What the task asks » Without skipping anything, write out each record below exactly.

Provided material »
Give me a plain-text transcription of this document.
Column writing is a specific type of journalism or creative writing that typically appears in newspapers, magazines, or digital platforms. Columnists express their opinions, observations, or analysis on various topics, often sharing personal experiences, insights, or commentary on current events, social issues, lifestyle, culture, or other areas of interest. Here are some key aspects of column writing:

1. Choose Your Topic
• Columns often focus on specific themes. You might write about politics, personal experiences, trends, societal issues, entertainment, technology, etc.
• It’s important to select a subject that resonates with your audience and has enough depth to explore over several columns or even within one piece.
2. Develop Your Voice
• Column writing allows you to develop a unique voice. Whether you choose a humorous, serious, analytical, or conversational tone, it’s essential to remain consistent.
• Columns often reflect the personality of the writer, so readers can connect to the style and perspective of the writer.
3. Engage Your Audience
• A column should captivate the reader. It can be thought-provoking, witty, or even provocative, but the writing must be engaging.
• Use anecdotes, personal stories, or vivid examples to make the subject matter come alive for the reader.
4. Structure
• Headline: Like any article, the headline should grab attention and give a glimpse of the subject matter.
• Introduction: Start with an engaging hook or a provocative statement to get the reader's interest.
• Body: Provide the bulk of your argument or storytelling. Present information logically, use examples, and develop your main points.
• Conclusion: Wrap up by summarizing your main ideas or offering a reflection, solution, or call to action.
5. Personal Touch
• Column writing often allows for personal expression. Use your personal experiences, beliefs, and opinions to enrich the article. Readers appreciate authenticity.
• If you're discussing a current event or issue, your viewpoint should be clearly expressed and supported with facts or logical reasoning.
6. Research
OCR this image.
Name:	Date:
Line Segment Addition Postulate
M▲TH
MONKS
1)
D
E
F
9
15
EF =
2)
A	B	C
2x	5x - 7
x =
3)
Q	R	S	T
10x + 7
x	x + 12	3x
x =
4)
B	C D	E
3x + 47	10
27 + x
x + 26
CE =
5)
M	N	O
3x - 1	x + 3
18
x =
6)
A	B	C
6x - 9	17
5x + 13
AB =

Exercise answer »
Give me a plain-text transcription of this document.
Column writing is a specific type of journalism or creative writing that typically appears in newspapers, magazines, or digital platforms. Columnists express their opinions, observations, or analysis on various topics, often sharing personal experiences, insights, or commentary on current events, social issues, lifestyle, culture, or other areas of interest. Here are some key aspects of column writing:

1. Choose Your Topic
• Columns often focus on specific themes. You might write about politics, personal experiences, trends, societal issues, entertainment, technology, etc.
• It’s important to select a subject that resonates with your audience and has enough depth to explore over several columns or even within one piece.
2. Develop Your Voice
• Column writing allows you to develop a unique voice. Whether you choose a humorous, serious, analytical, or conversational tone, it’s essential to remain consistent.
• Columns often reflect the personality of the writer, so readers can connect to the style and perspective of the writer.
3. Engage Your Audience
• A column should captivate the reader. It can be thought-provoking, witty, or even provocative, but the writing must be engaging.
• Use anecdotes, personal stories, or vivid examples to make the subject matter come alive for the reader.
4. Structure
• Headline: Like any article, the headline should grab attention and give a glimpse of the subject matter.
• Introduction: Start with an engaging hook or a provocative statement to get the reader's interest.
• Body: Provide the bulk of your argument or storytelling. Present information logically, use examples, and develop your main points.
• Conclusion: Wrap up by summarizing your main ideas or offering a reflection, solution, or call to action.
5. Personal Touch
• Column writing often allows for personal expression. Use your personal experiences, beliefs, and opinions to enrich the article. Readers appreciate authenticity.
• If you're discussing a current event or issue, your viewpoint should be clearly expressed and supported with facts or logical reasoning.
6. Research
OCR this image.
Name:	Date:
Line Segment Addition Postulate
M▲TH
MONKS
1)
D
E
F
9
15
EF =
2)
A	B	C
2x	5x - 7
x =
3)
Q	R	S	T
10x + 7
x	x + 12	3x
x =
4)
B	C D	E
3x + 47	10
27 + x
x + 26
CE =
5)
M	N	O
3x - 1	x + 3
18
x =
6)
A	B	C
6x - 9	17
5x + 13
AB =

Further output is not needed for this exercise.